____ SUPPLIED RECORDS

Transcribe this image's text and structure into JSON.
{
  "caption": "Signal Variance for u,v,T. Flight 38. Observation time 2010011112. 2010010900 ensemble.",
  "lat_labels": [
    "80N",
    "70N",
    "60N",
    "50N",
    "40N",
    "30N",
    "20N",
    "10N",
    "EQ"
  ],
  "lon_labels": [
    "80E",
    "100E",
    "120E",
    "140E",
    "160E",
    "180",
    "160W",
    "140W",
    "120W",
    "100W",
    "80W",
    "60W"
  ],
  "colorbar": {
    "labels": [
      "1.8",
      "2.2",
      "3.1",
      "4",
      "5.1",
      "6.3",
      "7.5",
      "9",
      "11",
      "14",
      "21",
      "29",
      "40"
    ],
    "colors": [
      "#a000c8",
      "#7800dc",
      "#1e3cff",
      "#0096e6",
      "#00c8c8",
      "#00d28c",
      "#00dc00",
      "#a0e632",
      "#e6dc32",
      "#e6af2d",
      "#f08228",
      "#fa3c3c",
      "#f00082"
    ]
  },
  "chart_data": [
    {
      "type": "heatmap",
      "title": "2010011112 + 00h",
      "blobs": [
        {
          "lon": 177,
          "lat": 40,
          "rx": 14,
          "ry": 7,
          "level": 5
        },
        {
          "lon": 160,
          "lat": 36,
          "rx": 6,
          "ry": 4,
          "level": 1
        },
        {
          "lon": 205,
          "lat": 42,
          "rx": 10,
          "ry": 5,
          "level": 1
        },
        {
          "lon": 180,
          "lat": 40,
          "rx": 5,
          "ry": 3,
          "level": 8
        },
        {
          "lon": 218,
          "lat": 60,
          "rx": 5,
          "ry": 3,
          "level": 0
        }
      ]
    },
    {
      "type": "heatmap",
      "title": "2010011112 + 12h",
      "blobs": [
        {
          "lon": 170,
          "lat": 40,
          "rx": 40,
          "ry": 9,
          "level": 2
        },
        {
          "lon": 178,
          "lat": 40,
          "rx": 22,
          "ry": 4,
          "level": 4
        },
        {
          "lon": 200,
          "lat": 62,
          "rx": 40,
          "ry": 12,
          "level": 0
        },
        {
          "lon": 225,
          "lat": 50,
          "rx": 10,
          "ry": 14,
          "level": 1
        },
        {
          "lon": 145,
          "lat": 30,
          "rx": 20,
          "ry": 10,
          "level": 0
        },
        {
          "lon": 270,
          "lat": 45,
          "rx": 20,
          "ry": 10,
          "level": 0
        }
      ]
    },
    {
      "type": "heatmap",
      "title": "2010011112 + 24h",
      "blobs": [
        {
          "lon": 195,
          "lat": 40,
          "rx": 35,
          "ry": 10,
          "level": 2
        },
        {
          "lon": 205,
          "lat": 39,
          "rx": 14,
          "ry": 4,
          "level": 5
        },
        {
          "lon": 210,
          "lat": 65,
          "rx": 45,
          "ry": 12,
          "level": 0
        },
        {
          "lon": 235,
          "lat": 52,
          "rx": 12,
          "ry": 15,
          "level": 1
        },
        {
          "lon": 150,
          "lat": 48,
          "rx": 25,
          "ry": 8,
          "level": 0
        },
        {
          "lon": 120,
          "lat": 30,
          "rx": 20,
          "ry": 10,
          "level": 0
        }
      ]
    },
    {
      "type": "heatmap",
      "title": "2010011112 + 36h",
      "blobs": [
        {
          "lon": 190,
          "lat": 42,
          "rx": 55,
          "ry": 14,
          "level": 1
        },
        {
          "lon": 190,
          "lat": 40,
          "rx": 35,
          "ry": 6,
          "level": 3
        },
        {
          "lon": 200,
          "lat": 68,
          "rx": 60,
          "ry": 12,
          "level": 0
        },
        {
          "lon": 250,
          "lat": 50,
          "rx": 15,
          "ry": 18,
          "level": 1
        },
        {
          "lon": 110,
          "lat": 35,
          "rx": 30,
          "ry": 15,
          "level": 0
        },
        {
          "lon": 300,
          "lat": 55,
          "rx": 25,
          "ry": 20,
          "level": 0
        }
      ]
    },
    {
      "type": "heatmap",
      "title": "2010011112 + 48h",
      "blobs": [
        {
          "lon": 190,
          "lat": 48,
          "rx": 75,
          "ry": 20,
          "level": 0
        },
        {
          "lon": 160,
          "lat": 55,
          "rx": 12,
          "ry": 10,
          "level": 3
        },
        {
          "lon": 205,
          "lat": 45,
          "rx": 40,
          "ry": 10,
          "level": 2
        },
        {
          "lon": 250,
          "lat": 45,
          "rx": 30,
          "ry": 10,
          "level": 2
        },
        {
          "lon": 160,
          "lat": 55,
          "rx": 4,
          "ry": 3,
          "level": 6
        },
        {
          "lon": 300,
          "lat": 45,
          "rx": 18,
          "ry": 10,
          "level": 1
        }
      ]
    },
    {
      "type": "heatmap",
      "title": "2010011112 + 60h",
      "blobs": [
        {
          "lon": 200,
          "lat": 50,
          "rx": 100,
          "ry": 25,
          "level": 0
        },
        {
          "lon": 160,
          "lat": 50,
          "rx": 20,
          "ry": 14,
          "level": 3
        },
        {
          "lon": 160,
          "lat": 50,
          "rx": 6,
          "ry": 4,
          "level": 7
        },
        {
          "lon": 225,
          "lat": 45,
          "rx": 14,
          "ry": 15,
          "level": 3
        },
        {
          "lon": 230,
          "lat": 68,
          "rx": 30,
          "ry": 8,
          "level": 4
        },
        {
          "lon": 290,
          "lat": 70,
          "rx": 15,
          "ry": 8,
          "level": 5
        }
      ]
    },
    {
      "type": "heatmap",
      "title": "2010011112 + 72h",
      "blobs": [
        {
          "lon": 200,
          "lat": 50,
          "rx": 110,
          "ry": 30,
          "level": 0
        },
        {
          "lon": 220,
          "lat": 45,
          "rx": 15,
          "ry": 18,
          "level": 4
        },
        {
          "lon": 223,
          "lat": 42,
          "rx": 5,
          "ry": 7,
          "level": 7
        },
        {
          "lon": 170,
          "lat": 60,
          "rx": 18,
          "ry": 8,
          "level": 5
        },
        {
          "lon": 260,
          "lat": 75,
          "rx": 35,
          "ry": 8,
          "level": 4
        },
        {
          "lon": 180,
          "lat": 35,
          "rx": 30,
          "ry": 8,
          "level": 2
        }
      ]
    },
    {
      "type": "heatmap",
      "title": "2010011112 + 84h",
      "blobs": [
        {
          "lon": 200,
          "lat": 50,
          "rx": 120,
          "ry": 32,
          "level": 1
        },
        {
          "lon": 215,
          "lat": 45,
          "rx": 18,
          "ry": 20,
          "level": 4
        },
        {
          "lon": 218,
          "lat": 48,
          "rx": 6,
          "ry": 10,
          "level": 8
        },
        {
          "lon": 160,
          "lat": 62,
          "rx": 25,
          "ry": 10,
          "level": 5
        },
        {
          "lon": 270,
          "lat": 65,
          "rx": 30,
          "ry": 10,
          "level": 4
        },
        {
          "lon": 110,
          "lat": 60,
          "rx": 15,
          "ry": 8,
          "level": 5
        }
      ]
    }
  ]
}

________

**REQUEST**
Select every line in the records above that contains the word "title".

**SOLUTION**
      "title": "2010011112 + 00h",
      "title": "2010011112 + 12h",
      "title": "2010011112 + 24h",
      "title": "2010011112 + 36h",
      "title": "2010011112 + 48h",
      "title": "2010011112 + 60h",
      "title": "2010011112 + 72h",
      "title": "2010011112 + 84h",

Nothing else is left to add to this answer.